**WHAT IS REQUIRED**: Copy everything in the listing below word for word, apart from any images.
Start of RECORDS TO USE
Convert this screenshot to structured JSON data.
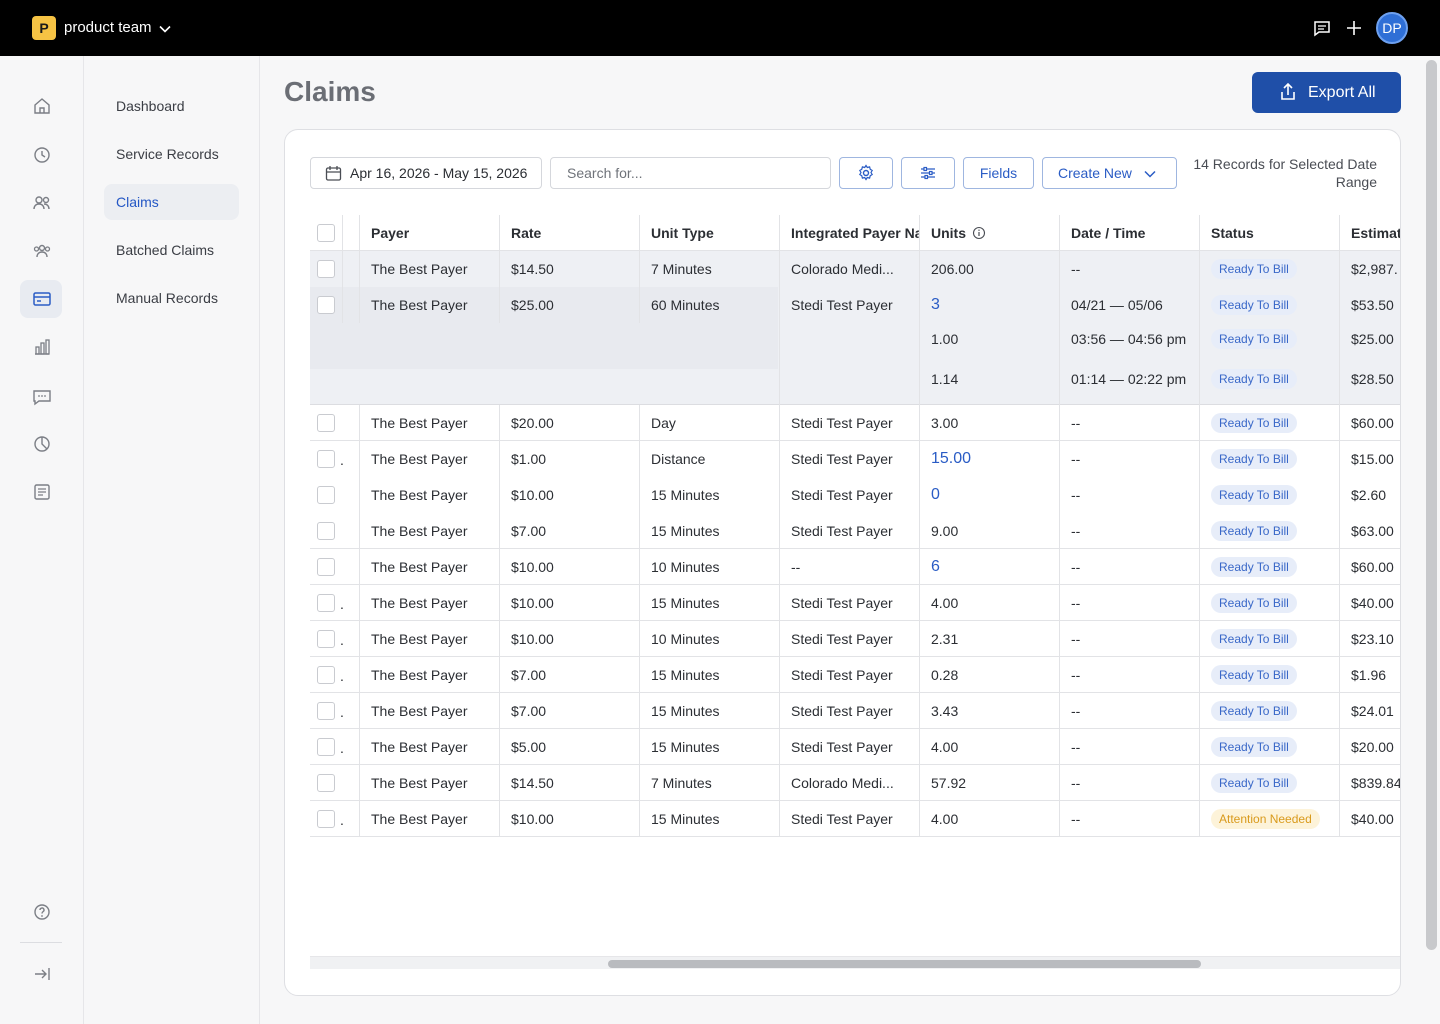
{
  "workspace": {
    "logo_letter": "P",
    "name": "product team"
  },
  "user": {
    "initials": "DP"
  },
  "subnav": [
    "Dashboard",
    "Service Records",
    "Claims",
    "Batched Claims",
    "Manual Records"
  ],
  "page": {
    "title": "Claims",
    "export_label": "Export All"
  },
  "toolbar": {
    "date_range": "Apr 16, 2026 - May 15, 2026",
    "search_placeholder": "Search for...",
    "fields_label": "Fields",
    "create_label": "Create New",
    "record_count": "14 Records for Selected Date Range"
  },
  "table": {
    "headers": [
      "Payer",
      "Rate",
      "Unit Type",
      "Integrated Payer Na",
      "Units",
      "Date / Time",
      "Status",
      "Estimat"
    ],
    "expanded_row": {
      "payer": "The Best Payer",
      "rate": "$25.00",
      "unit_type": "60 Minutes",
      "integrated": "Stedi Test Payer",
      "units": "3",
      "date": "04/21 — 05/06",
      "status": "Ready To Bill",
      "estimate": "$53.50",
      "children": [
        {
          "units": "1.00",
          "date": "03:56 — 04:56 pm",
          "status": "Ready To Bill",
          "estimate": "$25.00"
        },
        {
          "units": "1.14",
          "date": "01:14 — 02:22 pm",
          "status": "Ready To Bill",
          "estimate": "$28.50"
        }
      ]
    },
    "rows": [
      {
        "payer": "The Best Payer",
        "rate": "$14.50",
        "unit_type": "7 Minutes",
        "integrated": "Colorado Medi...",
        "units": "206.00",
        "date": "--",
        "status": "Ready To Bill",
        "estimate": "$2,987."
      },
      {
        "payer": "The Best Payer",
        "rate": "$20.00",
        "unit_type": "Day",
        "integrated": "Stedi Test Payer",
        "units": "3.00",
        "date": "--",
        "status": "Ready To Bill",
        "estimate": "$60.00"
      },
      {
        "payer": "The Best Payer",
        "rate": "$1.00",
        "unit_type": "Distance",
        "integrated": "Stedi Test Payer",
        "units": "15.00",
        "date": "--",
        "status": "Ready To Bill",
        "estimate": "$15.00"
      },
      {
        "payer": "The Best Payer",
        "rate": "$10.00",
        "unit_type": "15 Minutes",
        "integrated": "Stedi Test Payer",
        "units": "0",
        "date": "--",
        "status": "Ready To Bill",
        "estimate": "$2.60"
      },
      {
        "payer": "The Best Payer",
        "rate": "$7.00",
        "unit_type": "15 Minutes",
        "integrated": "Stedi Test Payer",
        "units": "9.00",
        "date": "--",
        "status": "Ready To Bill",
        "estimate": "$63.00"
      },
      {
        "payer": "The Best Payer",
        "rate": "$10.00",
        "unit_type": "10 Minutes",
        "integrated": "--",
        "units": "6",
        "date": "--",
        "status": "Ready To Bill",
        "estimate": "$60.00"
      },
      {
        "payer": "The Best Payer",
        "rate": "$10.00",
        "unit_type": "15 Minutes",
        "integrated": "Stedi Test Payer",
        "units": "4.00",
        "date": "--",
        "status": "Ready To Bill",
        "estimate": "$40.00"
      },
      {
        "payer": "The Best Payer",
        "rate": "$10.00",
        "unit_type": "10 Minutes",
        "integrated": "Stedi Test Payer",
        "units": "2.31",
        "date": "--",
        "status": "Ready To Bill",
        "estimate": "$23.10"
      },
      {
        "payer": "The Best Payer",
        "rate": "$7.00",
        "unit_type": "15 Minutes",
        "integrated": "Stedi Test Payer",
        "units": "0.28",
        "date": "--",
        "status": "Ready To Bill",
        "estimate": "$1.96"
      },
      {
        "payer": "The Best Payer",
        "rate": "$7.00",
        "unit_type": "15 Minutes",
        "integrated": "Stedi Test Payer",
        "units": "3.43",
        "date": "--",
        "status": "Ready To Bill",
        "estimate": "$24.01"
      },
      {
        "payer": "The Best Payer",
        "rate": "$5.00",
        "unit_type": "15 Minutes",
        "integrated": "Stedi Test Payer",
        "units": "4.00",
        "date": "--",
        "status": "Ready To Bill",
        "estimate": "$20.00"
      },
      {
        "payer": "The Best Payer",
        "rate": "$14.50",
        "unit_type": "7 Minutes",
        "integrated": "Colorado Medi...",
        "units": "57.92",
        "date": "--",
        "status": "Ready To Bill",
        "estimate": "$839.84"
      },
      {
        "payer": "The Best Payer",
        "rate": "$10.00",
        "unit_type": "15 Minutes",
        "integrated": "Stedi Test Payer",
        "units": "4.00",
        "date": "--",
        "status": "Attention Needed",
        "estimate": "$40.00"
      }
    ]
  }
}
End of RECORDS TO USE
**WRITTEN ANSWER**:
Convert this screenshot to structured JSON data.
{
  "workspace": {
    "logo_letter": "P",
    "name": "product team"
  },
  "user": {
    "initials": "DP"
  },
  "subnav": [
    "Dashboard",
    "Service Records",
    "Claims",
    "Batched Claims",
    "Manual Records"
  ],
  "page": {
    "title": "Claims",
    "export_label": "Export All"
  },
  "toolbar": {
    "date_range": "Apr 16, 2026 - May 15, 2026",
    "search_placeholder": "Search for...",
    "fields_label": "Fields",
    "create_label": "Create New",
    "record_count": "14 Records for Selected Date Range"
  },
  "table": {
    "headers": [
      "Payer",
      "Rate",
      "Unit Type",
      "Integrated Payer Na",
      "Units",
      "Date / Time",
      "Status",
      "Estimat"
    ],
    "expanded_row": {
      "payer": "The Best Payer",
      "rate": "$25.00",
      "unit_type": "60 Minutes",
      "integrated": "Stedi Test Payer",
      "units": "3",
      "date": "04/21 — 05/06",
      "status": "Ready To Bill",
      "estimate": "$53.50",
      "children": [
        {
          "units": "1.00",
          "date": "03:56 — 04:56 pm",
          "status": "Ready To Bill",
          "estimate": "$25.00"
        },
        {
          "units": "1.14",
          "date": "01:14 — 02:22 pm",
          "status": "Ready To Bill",
          "estimate": "$28.50"
        }
      ]
    },
    "rows": [
      {
        "payer": "The Best Payer",
        "rate": "$14.50",
        "unit_type": "7 Minutes",
        "integrated": "Colorado Medi...",
        "units": "206.00",
        "date": "--",
        "status": "Ready To Bill",
        "estimate": "$2,987."
      },
      {
        "payer": "The Best Payer",
        "rate": "$20.00",
        "unit_type": "Day",
        "integrated": "Stedi Test Payer",
        "units": "3.00",
        "date": "--",
        "status": "Ready To Bill",
        "estimate": "$60.00"
      },
      {
        "payer": "The Best Payer",
        "rate": "$1.00",
        "unit_type": "Distance",
        "integrated": "Stedi Test Payer",
        "units": "15.00",
        "date": "--",
        "status": "Ready To Bill",
        "estimate": "$15.00"
      },
      {
        "payer": "The Best Payer",
        "rate": "$10.00",
        "unit_type": "15 Minutes",
        "integrated": "Stedi Test Payer",
        "units": "0",
        "date": "--",
        "status": "Ready To Bill",
        "estimate": "$2.60"
      },
      {
        "payer": "The Best Payer",
        "rate": "$7.00",
        "unit_type": "15 Minutes",
        "integrated": "Stedi Test Payer",
        "units": "9.00",
        "date": "--",
        "status": "Ready To Bill",
        "estimate": "$63.00"
      },
      {
        "payer": "The Best Payer",
        "rate": "$10.00",
        "unit_type": "10 Minutes",
        "integrated": "--",
        "units": "6",
        "date": "--",
        "status": "Ready To Bill",
        "estimate": "$60.00"
      },
      {
        "payer": "The Best Payer",
        "rate": "$10.00",
        "unit_type": "15 Minutes",
        "integrated": "Stedi Test Payer",
        "units": "4.00",
        "date": "--",
        "status": "Ready To Bill",
        "estimate": "$40.00"
      },
      {
        "payer": "The Best Payer",
        "rate": "$10.00",
        "unit_type": "10 Minutes",
        "integrated": "Stedi Test Payer",
        "units": "2.31",
        "date": "--",
        "status": "Ready To Bill",
        "estimate": "$23.10"
      },
      {
        "payer": "The Best Payer",
        "rate": "$7.00",
        "unit_type": "15 Minutes",
        "integrated": "Stedi Test Payer",
        "units": "0.28",
        "date": "--",
        "status": "Ready To Bill",
        "estimate": "$1.96"
      },
      {
        "payer": "The Best Payer",
        "rate": "$7.00",
        "unit_type": "15 Minutes",
        "integrated": "Stedi Test Payer",
        "units": "3.43",
        "date": "--",
        "status": "Ready To Bill",
        "estimate": "$24.01"
      },
      {
        "payer": "The Best Payer",
        "rate": "$5.00",
        "unit_type": "15 Minutes",
        "integrated": "Stedi Test Payer",
        "units": "4.00",
        "date": "--",
        "status": "Ready To Bill",
        "estimate": "$20.00"
      },
      {
        "payer": "The Best Payer",
        "rate": "$14.50",
        "unit_type": "7 Minutes",
        "integrated": "Colorado Medi...",
        "units": "57.92",
        "date": "--",
        "status": "Ready To Bill",
        "estimate": "$839.84"
      },
      {
        "payer": "The Best Payer",
        "rate": "$10.00",
        "unit_type": "15 Minutes",
        "integrated": "Stedi Test Payer",
        "units": "4.00",
        "date": "--",
        "status": "Attention Needed",
        "estimate": "$40.00"
      }
    ]
  }
}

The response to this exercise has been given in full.